- **Task requirements**:
Please copy every line of the records below that holds the word "Altium".

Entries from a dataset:

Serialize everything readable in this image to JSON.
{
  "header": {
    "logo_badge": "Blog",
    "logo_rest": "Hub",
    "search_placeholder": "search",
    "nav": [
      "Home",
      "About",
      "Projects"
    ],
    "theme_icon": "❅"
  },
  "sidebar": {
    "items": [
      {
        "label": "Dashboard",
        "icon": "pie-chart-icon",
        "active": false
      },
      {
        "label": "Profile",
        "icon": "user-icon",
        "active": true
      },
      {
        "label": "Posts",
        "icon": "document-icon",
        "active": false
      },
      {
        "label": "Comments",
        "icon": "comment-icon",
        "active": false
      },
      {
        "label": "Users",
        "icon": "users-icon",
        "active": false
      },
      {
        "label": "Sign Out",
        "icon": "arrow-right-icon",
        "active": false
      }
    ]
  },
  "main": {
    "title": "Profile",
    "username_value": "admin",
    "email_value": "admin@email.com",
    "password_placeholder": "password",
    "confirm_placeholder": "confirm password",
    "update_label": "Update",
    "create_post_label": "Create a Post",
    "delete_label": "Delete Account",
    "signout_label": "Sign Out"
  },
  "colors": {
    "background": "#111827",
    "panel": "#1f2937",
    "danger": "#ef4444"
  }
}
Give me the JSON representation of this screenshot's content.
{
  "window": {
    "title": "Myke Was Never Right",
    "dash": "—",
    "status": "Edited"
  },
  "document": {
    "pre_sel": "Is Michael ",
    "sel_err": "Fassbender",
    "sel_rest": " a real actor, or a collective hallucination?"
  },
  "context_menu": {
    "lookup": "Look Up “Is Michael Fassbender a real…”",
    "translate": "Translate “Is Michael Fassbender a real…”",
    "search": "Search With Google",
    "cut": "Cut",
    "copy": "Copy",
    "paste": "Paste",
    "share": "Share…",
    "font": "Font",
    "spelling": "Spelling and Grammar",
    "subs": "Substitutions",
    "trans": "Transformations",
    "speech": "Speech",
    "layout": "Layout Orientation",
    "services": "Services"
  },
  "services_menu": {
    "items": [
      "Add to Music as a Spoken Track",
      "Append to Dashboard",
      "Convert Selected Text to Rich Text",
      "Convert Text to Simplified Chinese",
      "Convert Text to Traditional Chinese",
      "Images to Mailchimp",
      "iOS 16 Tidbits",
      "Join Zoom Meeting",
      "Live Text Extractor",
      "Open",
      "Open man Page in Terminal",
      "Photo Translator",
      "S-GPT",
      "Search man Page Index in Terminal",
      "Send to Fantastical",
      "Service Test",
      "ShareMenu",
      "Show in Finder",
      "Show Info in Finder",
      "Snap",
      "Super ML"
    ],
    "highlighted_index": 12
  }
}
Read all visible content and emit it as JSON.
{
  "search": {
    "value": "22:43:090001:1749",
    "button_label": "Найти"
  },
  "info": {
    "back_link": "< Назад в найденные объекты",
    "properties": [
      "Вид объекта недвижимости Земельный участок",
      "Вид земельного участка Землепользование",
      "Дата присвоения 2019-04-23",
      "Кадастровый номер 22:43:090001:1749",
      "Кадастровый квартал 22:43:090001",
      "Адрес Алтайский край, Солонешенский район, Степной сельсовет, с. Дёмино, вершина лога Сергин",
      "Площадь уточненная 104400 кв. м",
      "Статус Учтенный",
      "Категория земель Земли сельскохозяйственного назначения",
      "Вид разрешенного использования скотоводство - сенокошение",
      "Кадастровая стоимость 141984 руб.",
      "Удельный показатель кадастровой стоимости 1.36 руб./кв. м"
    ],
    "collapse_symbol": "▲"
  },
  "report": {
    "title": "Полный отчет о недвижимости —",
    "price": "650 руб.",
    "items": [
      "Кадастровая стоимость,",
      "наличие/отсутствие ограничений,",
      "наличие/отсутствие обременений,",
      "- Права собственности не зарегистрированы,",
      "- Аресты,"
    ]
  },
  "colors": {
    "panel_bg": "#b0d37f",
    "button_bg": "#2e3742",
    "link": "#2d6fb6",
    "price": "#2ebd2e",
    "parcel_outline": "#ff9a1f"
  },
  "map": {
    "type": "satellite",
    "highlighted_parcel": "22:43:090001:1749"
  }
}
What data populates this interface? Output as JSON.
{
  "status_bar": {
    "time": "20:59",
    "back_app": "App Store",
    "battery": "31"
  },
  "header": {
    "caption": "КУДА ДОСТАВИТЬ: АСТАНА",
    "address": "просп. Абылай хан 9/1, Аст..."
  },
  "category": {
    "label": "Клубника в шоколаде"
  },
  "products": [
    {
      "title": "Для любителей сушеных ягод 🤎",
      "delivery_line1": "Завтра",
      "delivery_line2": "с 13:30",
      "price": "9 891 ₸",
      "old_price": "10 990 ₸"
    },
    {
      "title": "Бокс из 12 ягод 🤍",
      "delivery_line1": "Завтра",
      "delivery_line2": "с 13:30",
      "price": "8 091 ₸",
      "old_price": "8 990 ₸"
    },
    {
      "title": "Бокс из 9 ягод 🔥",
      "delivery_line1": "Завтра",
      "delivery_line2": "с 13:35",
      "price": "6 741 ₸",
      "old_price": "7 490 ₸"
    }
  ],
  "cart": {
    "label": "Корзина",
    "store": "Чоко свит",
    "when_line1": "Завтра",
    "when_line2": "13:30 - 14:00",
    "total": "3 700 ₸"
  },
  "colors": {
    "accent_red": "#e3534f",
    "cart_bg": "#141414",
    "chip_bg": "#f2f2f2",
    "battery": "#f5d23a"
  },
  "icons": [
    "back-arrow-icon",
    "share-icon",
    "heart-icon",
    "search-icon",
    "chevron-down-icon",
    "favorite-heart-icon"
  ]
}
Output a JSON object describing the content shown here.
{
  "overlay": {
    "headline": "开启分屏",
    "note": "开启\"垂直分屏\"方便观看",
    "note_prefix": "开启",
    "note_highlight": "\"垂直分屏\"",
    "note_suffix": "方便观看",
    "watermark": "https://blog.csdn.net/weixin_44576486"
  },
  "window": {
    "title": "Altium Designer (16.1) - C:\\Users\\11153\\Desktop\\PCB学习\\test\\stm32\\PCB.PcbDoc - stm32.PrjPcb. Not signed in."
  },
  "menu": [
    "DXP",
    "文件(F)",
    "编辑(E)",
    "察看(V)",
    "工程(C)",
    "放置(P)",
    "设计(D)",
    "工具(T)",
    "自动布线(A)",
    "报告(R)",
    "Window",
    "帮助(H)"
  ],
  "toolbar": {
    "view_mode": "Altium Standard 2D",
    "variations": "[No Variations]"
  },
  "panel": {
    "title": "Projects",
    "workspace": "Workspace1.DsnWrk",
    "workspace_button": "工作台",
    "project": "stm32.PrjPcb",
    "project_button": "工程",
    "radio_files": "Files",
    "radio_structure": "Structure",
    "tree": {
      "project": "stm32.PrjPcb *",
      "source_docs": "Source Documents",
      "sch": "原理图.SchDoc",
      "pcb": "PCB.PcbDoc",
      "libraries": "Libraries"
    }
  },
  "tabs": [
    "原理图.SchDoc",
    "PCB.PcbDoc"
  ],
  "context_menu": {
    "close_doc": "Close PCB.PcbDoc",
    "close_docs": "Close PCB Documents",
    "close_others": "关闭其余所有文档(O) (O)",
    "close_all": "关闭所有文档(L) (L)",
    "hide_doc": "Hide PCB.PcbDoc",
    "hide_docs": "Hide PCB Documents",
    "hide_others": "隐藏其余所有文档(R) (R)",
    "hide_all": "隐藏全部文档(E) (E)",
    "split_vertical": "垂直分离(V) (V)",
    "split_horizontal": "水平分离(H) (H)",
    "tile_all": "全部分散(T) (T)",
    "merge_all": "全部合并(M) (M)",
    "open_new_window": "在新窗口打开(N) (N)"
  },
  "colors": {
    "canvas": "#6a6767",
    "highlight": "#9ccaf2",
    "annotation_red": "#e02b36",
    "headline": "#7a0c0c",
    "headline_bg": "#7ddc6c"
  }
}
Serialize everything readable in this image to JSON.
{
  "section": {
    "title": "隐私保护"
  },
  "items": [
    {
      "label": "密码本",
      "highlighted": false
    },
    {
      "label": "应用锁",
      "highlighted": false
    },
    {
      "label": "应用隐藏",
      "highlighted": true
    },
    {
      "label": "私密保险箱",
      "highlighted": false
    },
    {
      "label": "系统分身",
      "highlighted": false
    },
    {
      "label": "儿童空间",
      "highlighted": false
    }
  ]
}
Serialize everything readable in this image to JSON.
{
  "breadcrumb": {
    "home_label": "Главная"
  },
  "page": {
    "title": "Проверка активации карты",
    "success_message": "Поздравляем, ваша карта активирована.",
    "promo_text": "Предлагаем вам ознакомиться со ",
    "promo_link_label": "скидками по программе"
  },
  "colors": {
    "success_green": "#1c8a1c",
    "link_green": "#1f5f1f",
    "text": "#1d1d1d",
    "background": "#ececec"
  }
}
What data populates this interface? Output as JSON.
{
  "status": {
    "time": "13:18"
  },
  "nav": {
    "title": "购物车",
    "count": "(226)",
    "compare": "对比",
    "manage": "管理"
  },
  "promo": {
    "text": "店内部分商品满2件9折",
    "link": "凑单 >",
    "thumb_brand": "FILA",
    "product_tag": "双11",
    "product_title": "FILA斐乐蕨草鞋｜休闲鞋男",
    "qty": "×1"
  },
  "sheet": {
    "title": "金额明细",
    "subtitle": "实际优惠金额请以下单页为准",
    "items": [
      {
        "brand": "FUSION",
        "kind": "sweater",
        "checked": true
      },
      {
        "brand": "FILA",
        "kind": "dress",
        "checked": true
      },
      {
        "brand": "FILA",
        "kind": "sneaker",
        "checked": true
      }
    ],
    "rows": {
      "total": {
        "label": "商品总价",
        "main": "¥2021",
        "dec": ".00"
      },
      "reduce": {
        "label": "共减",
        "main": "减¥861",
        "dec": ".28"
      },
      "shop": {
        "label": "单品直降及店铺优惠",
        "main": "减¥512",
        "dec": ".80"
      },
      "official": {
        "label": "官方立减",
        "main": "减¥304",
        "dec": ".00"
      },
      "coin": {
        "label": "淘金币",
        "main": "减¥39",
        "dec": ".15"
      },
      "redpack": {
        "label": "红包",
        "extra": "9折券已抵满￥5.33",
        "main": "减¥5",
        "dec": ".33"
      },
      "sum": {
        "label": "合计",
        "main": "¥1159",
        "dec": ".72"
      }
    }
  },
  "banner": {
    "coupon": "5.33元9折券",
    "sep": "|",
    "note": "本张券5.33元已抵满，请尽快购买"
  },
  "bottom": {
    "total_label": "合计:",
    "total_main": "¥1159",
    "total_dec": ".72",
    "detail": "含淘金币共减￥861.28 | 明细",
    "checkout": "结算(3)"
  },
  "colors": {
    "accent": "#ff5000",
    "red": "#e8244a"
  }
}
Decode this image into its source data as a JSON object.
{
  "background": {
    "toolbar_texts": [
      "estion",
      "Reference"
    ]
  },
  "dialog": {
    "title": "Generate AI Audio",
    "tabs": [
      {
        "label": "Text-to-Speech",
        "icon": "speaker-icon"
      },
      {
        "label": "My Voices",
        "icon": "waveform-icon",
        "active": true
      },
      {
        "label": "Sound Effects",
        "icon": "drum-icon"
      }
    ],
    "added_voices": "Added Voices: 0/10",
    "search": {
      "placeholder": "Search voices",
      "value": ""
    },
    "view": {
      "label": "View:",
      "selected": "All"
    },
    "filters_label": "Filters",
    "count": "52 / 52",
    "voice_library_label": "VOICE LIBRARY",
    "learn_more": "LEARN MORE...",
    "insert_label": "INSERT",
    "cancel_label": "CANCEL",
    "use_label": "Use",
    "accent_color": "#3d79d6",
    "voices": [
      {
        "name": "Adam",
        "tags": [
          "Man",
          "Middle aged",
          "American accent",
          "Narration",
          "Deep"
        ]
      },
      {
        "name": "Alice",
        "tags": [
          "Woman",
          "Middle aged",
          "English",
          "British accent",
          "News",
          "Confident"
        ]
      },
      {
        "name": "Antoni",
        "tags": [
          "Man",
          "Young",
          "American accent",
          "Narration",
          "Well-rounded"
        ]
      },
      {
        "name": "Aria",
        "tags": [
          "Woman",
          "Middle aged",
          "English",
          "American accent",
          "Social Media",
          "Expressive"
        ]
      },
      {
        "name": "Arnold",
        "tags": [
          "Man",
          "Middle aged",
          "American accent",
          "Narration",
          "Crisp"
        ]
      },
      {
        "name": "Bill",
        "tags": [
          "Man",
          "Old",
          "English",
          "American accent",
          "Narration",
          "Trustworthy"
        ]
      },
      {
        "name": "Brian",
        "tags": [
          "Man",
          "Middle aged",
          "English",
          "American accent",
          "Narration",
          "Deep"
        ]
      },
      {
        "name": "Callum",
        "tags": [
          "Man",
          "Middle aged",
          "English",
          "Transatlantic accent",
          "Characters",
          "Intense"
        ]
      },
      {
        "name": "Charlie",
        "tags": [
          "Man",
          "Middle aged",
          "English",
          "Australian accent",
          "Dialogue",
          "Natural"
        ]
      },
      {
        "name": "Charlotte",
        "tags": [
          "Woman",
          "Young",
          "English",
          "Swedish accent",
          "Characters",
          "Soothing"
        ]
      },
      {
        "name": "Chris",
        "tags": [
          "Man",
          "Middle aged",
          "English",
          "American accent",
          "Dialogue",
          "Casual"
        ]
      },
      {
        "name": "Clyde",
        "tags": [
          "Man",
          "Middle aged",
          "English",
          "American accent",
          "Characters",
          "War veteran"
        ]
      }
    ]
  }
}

- **Output of the task**:
    "title": "Altium Designer (16.1) - C:\\Users\\11153\\Desktop\\PCB学习\\test\\stm32\\PCB.PcbDoc - stm32.PrjPcb. Not signed in."
    "view_mode": "Altium Standard 2D",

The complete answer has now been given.